## What this task involves
Copy out each line below that has the word "kpc²" in it.

━━━━━━━━

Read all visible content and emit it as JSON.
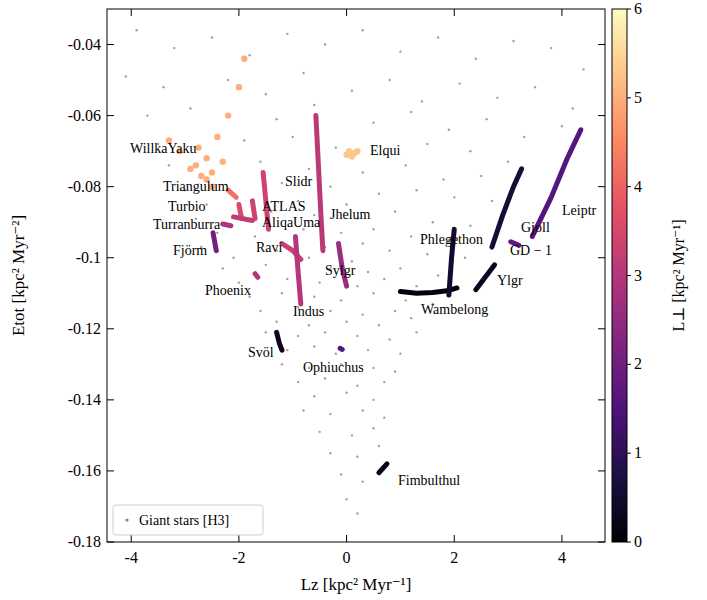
{
  "chart_data": {
    "type": "scatter",
    "x_label": "Lz [kpc² Myr⁻¹]",
    "y_label": "Etot [kpc² Myr⁻²]",
    "xlim": [
      -4.45,
      4.8
    ],
    "ylim": [
      -0.18,
      -0.03
    ],
    "xticks": [
      -4,
      -2,
      0,
      2,
      4
    ],
    "yticks": [
      -0.18,
      -0.16,
      -0.14,
      -0.12,
      -0.1,
      -0.08,
      -0.06,
      -0.04
    ],
    "legend": "lower left",
    "colorbar": {
      "label": "L⊥ [kpc² Myr⁻¹]",
      "lim": [
        0,
        6
      ],
      "ticks": [
        0,
        1,
        2,
        3,
        4,
        5,
        6
      ]
    },
    "series": [
      {
        "name": "Giant stars [H3]",
        "color": "#808080",
        "marker": "o",
        "x": [
          -3.9,
          -3.2,
          -2.5,
          -1.8,
          -1.1,
          -0.4,
          0.3,
          1.0,
          1.7,
          2.4,
          3.1,
          3.8,
          4.4,
          -4.1,
          -3.4,
          -2.2,
          -1.5,
          -0.8,
          0.1,
          0.8,
          1.4,
          2.1,
          2.8,
          3.5,
          4.2,
          -3.7,
          -2.9,
          -1.3,
          -0.6,
          0.5,
          1.2,
          1.9,
          2.6,
          3.3,
          4.0,
          -3.5,
          -1.9,
          -1.0,
          -0.2,
          0.7,
          1.5,
          2.3,
          3.0,
          -3.3,
          -1.6,
          -0.7,
          0.3,
          1.1,
          1.8,
          2.5,
          -3.0,
          -1.2,
          -0.3,
          0.6,
          1.3,
          2.0,
          2.7,
          -2.6,
          -0.9,
          0.0,
          -2.8,
          -1.4,
          -0.6,
          0.2,
          0.9,
          1.6,
          2.3,
          -2.4,
          -1.7,
          -0.8,
          -0.1,
          0.5,
          1.2,
          1.9,
          -2.7,
          -1.3,
          -0.4,
          0.3,
          0.8,
          1.5,
          2.2,
          -2.1,
          -0.7,
          0.1,
          -2.3,
          -1.5,
          -0.9,
          -0.3,
          0.4,
          1.0,
          1.7,
          -2.0,
          -1.1,
          -0.5,
          0.2,
          0.7,
          1.3,
          -1.8,
          -1.2,
          -0.6,
          -0.1,
          0.5,
          1.1,
          1.6,
          -1.6,
          -0.9,
          -0.3,
          0.3,
          0.9,
          -1.3,
          -0.7,
          0.0,
          0.6,
          1.2,
          -1.5,
          -0.9,
          -0.4,
          0.2,
          0.8,
          1.3,
          -1.1,
          -0.6,
          -0.2,
          0.4,
          1.0,
          -1.2,
          -0.7,
          -0.1,
          0.5,
          0.9,
          -0.9,
          -0.4,
          0.2,
          0.7,
          -0.6,
          0.0,
          0.5,
          -0.8,
          -0.3,
          0.3,
          0.7,
          -0.5,
          0.1,
          0.5,
          -0.3,
          0.2,
          0.6,
          -0.1,
          0.3,
          0.0,
          0.2
        ],
        "values": [
          -0.036,
          -0.041,
          -0.038,
          -0.043,
          -0.037,
          -0.04,
          -0.036,
          -0.042,
          -0.038,
          -0.044,
          -0.039,
          -0.041,
          -0.047,
          -0.049,
          -0.052,
          -0.05,
          -0.054,
          -0.048,
          -0.053,
          -0.05,
          -0.056,
          -0.051,
          -0.055,
          -0.052,
          -0.058,
          -0.06,
          -0.058,
          -0.061,
          -0.057,
          -0.062,
          -0.059,
          -0.064,
          -0.061,
          -0.066,
          -0.063,
          -0.068,
          -0.067,
          -0.066,
          -0.069,
          -0.071,
          -0.068,
          -0.07,
          -0.073,
          -0.074,
          -0.073,
          -0.075,
          -0.076,
          -0.074,
          -0.078,
          -0.077,
          -0.081,
          -0.079,
          -0.08,
          -0.082,
          -0.081,
          -0.083,
          -0.084,
          -0.085,
          -0.084,
          -0.085,
          -0.089,
          -0.087,
          -0.088,
          -0.089,
          -0.087,
          -0.09,
          -0.091,
          -0.093,
          -0.094,
          -0.092,
          -0.093,
          -0.092,
          -0.094,
          -0.095,
          -0.097,
          -0.098,
          -0.097,
          -0.096,
          -0.098,
          -0.099,
          -0.1,
          -0.1,
          -0.1,
          -0.101,
          -0.103,
          -0.102,
          -0.104,
          -0.103,
          -0.104,
          -0.103,
          -0.105,
          -0.107,
          -0.106,
          -0.107,
          -0.108,
          -0.106,
          -0.108,
          -0.111,
          -0.11,
          -0.111,
          -0.112,
          -0.11,
          -0.112,
          -0.113,
          -0.115,
          -0.114,
          -0.115,
          -0.116,
          -0.115,
          -0.118,
          -0.119,
          -0.118,
          -0.119,
          -0.117,
          -0.121,
          -0.122,
          -0.121,
          -0.122,
          -0.123,
          -0.121,
          -0.126,
          -0.125,
          -0.127,
          -0.126,
          -0.127,
          -0.13,
          -0.131,
          -0.13,
          -0.131,
          -0.132,
          -0.135,
          -0.134,
          -0.136,
          -0.135,
          -0.139,
          -0.138,
          -0.14,
          -0.143,
          -0.144,
          -0.143,
          -0.145,
          -0.149,
          -0.15,
          -0.148,
          -0.155,
          -0.156,
          -0.153,
          -0.161,
          -0.163,
          -0.168,
          -0.172
        ]
      },
      {
        "name": "WillkaYaku",
        "type": "scatter",
        "l_perp": 5.0,
        "x": [
          -2.6,
          -2.8,
          -2.5,
          -2.7,
          -2.9,
          -2.6,
          -3.1,
          -2.3,
          -2.4,
          -2.2,
          -2.0,
          -1.9,
          -2.75,
          -3.3,
          -2.5
        ],
        "values": [
          -0.072,
          -0.074,
          -0.076,
          -0.077,
          -0.075,
          -0.078,
          -0.07,
          -0.073,
          -0.066,
          -0.06,
          -0.052,
          -0.044,
          -0.069,
          -0.067,
          -0.08
        ]
      },
      {
        "name": "Elqui",
        "type": "scatter",
        "l_perp": 5.3,
        "x": [
          0.05,
          0.15,
          0.1,
          0.0,
          0.2
        ],
        "values": [
          -0.07,
          -0.0705,
          -0.0715,
          -0.071,
          -0.07
        ]
      },
      {
        "name": "Triangulum",
        "type": "line",
        "l_perp": 4.2,
        "x": [
          -2.2,
          -2.05
        ],
        "values": [
          -0.081,
          -0.083
        ]
      },
      {
        "name": "Turbio",
        "type": "line",
        "l_perp": 3.6,
        "x": [
          -2.0,
          -1.95
        ],
        "values": [
          -0.085,
          -0.089
        ]
      },
      {
        "name": "ATLAS",
        "type": "line",
        "l_perp": 3.4,
        "x": [
          -1.75,
          -1.7
        ],
        "values": [
          -0.084,
          -0.089
        ]
      },
      {
        "name": "AliqaUma",
        "type": "line",
        "l_perp": 3.2,
        "x": [
          -2.1,
          -1.75
        ],
        "values": [
          -0.0885,
          -0.0895
        ]
      },
      {
        "name": "Turranburra",
        "type": "line",
        "l_perp": 2.9,
        "x": [
          -2.3,
          -2.15
        ],
        "values": [
          -0.0905,
          -0.091
        ]
      },
      {
        "name": "Fjörm",
        "type": "line",
        "l_perp": 2.0,
        "x": [
          -2.48,
          -2.42
        ],
        "values": [
          -0.093,
          -0.098
        ]
      },
      {
        "name": "Slidr",
        "type": "line",
        "l_perp": 3.4,
        "x": [
          -1.55,
          -1.5,
          -1.45
        ],
        "values": [
          -0.076,
          -0.084,
          -0.092
        ]
      },
      {
        "name": "Jhelum",
        "type": "line",
        "l_perp": 3.1,
        "x": [
          -0.57,
          -0.52,
          -0.47,
          -0.44
        ],
        "values": [
          -0.06,
          -0.075,
          -0.09,
          -0.098
        ]
      },
      {
        "name": "Ravi",
        "type": "line",
        "l_perp": 3.3,
        "x": [
          -1.2,
          -1.0,
          -0.85
        ],
        "values": [
          -0.096,
          -0.098,
          -0.1005
        ]
      },
      {
        "name": "Phoenix",
        "type": "line",
        "l_perp": 3.0,
        "x": [
          -1.7,
          -1.65
        ],
        "values": [
          -0.1045,
          -0.1055
        ]
      },
      {
        "name": "Indus",
        "type": "line",
        "l_perp": 3.0,
        "x": [
          -0.95,
          -0.9,
          -0.85
        ],
        "values": [
          -0.094,
          -0.104,
          -0.113
        ]
      },
      {
        "name": "Sylgr",
        "type": "line",
        "l_perp": 2.6,
        "x": [
          -0.15,
          -0.08,
          0.0
        ],
        "values": [
          -0.096,
          -0.103,
          -0.108
        ]
      },
      {
        "name": "Svöl",
        "type": "line",
        "l_perp": 0.3,
        "x": [
          -1.3,
          -1.25,
          -1.2
        ],
        "values": [
          -0.121,
          -0.124,
          -0.126
        ]
      },
      {
        "name": "Ophiuchus",
        "type": "line",
        "l_perp": 1.6,
        "x": [
          -0.12,
          -0.08
        ],
        "values": [
          -0.1255,
          -0.1258
        ]
      },
      {
        "name": "Fimbulthul",
        "type": "line",
        "l_perp": 0.2,
        "x": [
          0.6,
          0.75
        ],
        "values": [
          -0.1605,
          -0.158
        ]
      },
      {
        "name": "Wambelong",
        "type": "line",
        "l_perp": 0.1,
        "x": [
          1.0,
          1.3,
          1.6,
          1.9,
          2.05
        ],
        "values": [
          -0.1095,
          -0.11,
          -0.1098,
          -0.1092,
          -0.1085
        ]
      },
      {
        "name": "Phlegethon",
        "type": "line",
        "l_perp": 0.5,
        "x": [
          1.9,
          1.95,
          2.0
        ],
        "values": [
          -0.1105,
          -0.1,
          -0.092
        ]
      },
      {
        "name": "Ylgr",
        "type": "line",
        "l_perp": 0.3,
        "x": [
          2.4,
          2.55,
          2.75
        ],
        "values": [
          -0.109,
          -0.106,
          -0.102
        ]
      },
      {
        "name": "Gjoll",
        "type": "line",
        "l_perp": 0.6,
        "x": [
          2.7,
          2.9,
          3.1,
          3.25
        ],
        "values": [
          -0.097,
          -0.088,
          -0.08,
          -0.075
        ]
      },
      {
        "name": "GD − 1",
        "type": "line",
        "l_perp": 1.8,
        "x": [
          3.05,
          3.2
        ],
        "values": [
          -0.0955,
          -0.0965
        ]
      },
      {
        "name": "Leiptr",
        "type": "line",
        "l_perp": 1.6,
        "x": [
          3.45,
          3.8,
          4.1,
          4.35
        ],
        "values": [
          -0.094,
          -0.083,
          -0.072,
          -0.064
        ]
      }
    ]
  }
}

━━━━━━━━

## Answer in full
    "x_label": "Lz [kpc² Myr⁻¹]",
    "y_label": "Etot [kpc² Myr⁻²]",
      "label": "L⊥ [kpc² Myr⁻¹]",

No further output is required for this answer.